§ Work required: Pick out the lines below with "JSON" and list them.

☆ ☆ ☆ ☆ ☆ ☆ ☆

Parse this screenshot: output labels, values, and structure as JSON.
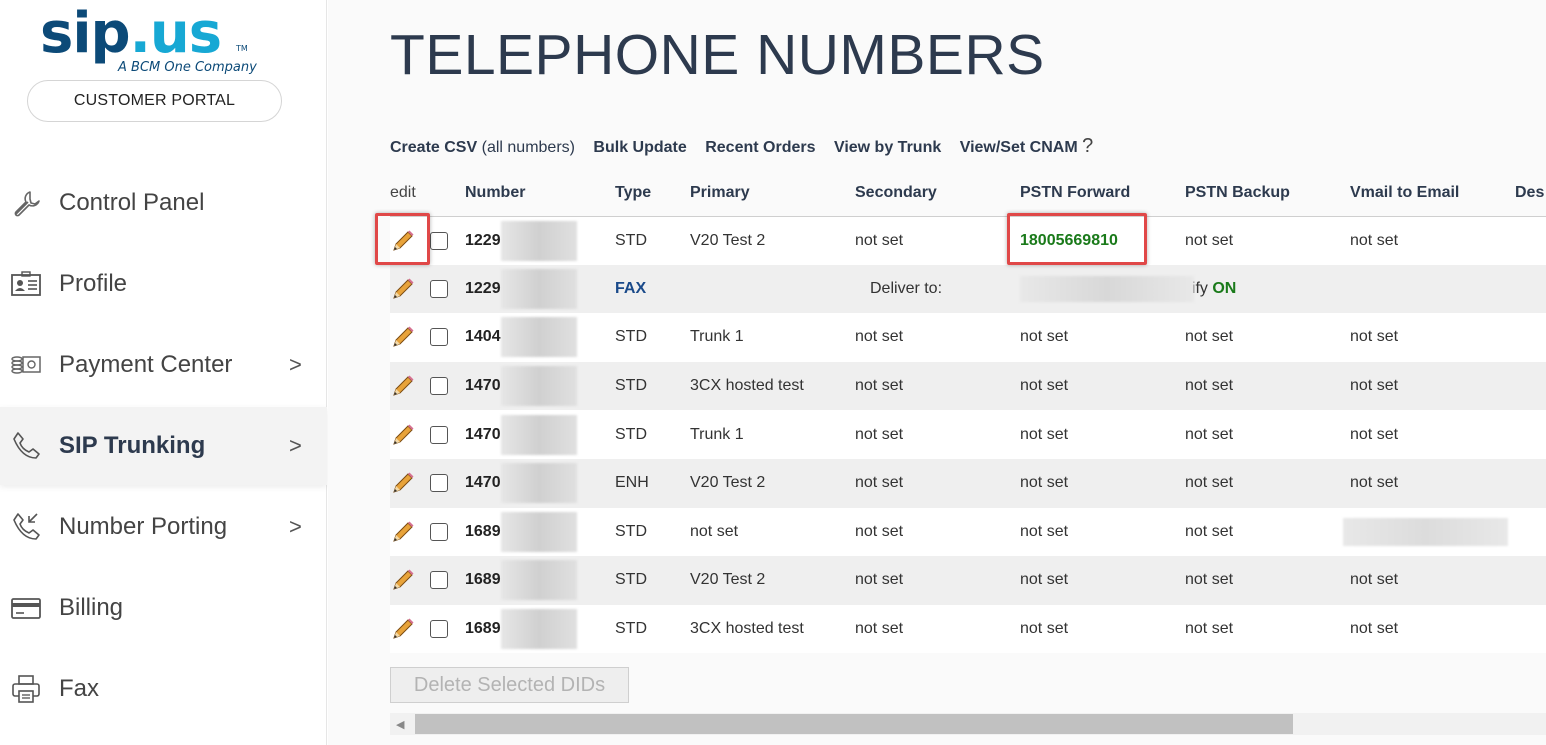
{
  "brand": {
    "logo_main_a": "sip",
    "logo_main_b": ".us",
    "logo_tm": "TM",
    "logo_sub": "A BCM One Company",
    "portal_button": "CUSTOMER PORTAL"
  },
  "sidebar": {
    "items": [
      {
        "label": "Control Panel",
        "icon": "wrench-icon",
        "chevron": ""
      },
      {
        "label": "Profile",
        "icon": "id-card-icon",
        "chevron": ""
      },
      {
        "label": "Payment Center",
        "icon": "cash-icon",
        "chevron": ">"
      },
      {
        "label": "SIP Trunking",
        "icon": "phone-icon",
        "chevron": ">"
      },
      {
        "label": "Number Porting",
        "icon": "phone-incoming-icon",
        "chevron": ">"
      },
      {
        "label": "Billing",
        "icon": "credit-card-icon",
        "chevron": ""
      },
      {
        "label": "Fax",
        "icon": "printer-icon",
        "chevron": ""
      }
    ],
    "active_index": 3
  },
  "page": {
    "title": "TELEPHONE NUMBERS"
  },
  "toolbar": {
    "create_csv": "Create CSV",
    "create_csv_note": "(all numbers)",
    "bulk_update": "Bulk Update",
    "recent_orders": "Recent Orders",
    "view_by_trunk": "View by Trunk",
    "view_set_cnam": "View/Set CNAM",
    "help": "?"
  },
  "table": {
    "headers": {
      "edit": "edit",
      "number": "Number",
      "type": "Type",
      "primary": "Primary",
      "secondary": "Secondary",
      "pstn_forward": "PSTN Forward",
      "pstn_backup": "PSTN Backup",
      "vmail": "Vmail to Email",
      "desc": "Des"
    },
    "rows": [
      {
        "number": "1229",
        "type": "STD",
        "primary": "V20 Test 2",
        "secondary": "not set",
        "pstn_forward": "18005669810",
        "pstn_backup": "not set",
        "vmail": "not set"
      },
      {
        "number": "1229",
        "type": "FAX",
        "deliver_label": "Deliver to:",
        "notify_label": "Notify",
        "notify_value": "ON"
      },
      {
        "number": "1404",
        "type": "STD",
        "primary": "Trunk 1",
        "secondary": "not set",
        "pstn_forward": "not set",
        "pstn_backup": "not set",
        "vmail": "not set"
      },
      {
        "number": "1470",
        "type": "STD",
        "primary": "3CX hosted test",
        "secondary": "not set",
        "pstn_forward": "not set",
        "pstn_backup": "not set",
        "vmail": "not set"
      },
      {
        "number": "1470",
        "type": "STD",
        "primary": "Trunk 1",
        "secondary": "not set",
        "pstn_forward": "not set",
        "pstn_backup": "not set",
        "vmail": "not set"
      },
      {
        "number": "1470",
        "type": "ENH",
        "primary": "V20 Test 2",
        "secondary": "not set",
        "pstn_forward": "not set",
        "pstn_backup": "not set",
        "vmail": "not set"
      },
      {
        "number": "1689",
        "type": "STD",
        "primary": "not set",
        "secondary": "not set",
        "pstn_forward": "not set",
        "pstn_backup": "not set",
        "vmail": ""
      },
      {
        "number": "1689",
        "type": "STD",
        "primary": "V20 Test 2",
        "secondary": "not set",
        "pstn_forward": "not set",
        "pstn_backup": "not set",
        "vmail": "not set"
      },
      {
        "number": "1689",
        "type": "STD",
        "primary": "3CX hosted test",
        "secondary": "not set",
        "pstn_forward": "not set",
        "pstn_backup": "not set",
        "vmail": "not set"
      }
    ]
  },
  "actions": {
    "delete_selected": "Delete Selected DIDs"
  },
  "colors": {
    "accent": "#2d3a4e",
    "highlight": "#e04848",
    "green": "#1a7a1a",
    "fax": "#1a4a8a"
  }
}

☆ ☆ ☆ ☆ ☆ ☆ ☆

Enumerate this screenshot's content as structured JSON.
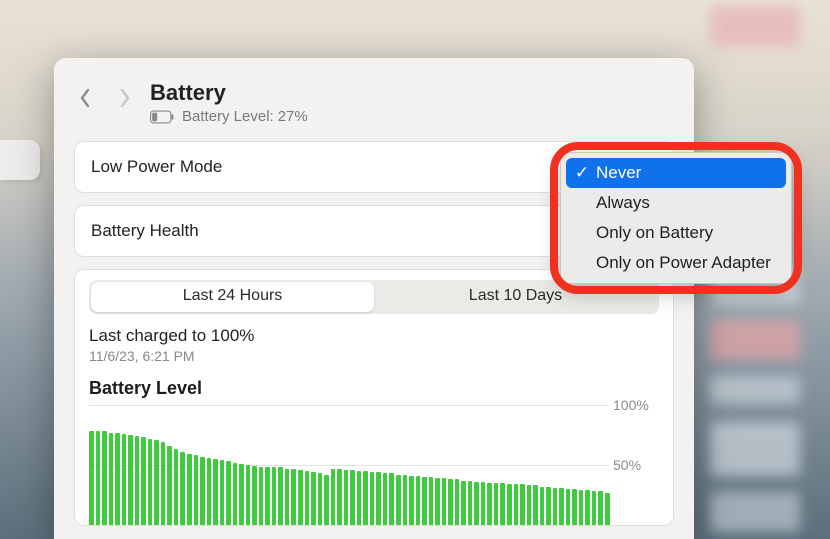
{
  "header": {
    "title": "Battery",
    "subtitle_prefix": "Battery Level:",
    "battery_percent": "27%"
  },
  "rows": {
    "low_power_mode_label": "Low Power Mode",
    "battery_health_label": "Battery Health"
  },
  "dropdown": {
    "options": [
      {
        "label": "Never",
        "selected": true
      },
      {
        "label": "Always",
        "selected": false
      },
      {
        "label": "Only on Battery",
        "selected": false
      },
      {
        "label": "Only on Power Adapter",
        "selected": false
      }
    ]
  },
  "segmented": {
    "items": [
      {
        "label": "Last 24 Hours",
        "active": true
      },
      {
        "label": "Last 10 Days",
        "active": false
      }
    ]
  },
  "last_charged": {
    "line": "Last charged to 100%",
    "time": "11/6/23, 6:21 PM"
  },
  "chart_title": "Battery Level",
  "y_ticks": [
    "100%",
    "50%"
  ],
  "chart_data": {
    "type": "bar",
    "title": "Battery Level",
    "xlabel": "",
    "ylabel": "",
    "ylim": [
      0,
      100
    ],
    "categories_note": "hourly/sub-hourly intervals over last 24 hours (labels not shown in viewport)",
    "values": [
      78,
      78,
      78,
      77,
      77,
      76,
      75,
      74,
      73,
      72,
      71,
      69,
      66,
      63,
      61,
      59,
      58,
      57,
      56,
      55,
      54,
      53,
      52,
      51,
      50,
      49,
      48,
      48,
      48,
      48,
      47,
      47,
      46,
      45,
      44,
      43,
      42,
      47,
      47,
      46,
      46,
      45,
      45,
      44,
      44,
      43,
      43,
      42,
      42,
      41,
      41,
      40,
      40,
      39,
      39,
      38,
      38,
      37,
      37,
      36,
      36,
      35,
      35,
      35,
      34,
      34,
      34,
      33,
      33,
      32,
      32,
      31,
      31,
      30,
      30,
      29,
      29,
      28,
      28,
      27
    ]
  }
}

☆ ☆ ☆ ☆ ☆ ☆ ☆

§ Exercise output:
Parse this screenshot: output labels, values, and structure as JSON.
Enumerate this screenshot's content as structured JSON.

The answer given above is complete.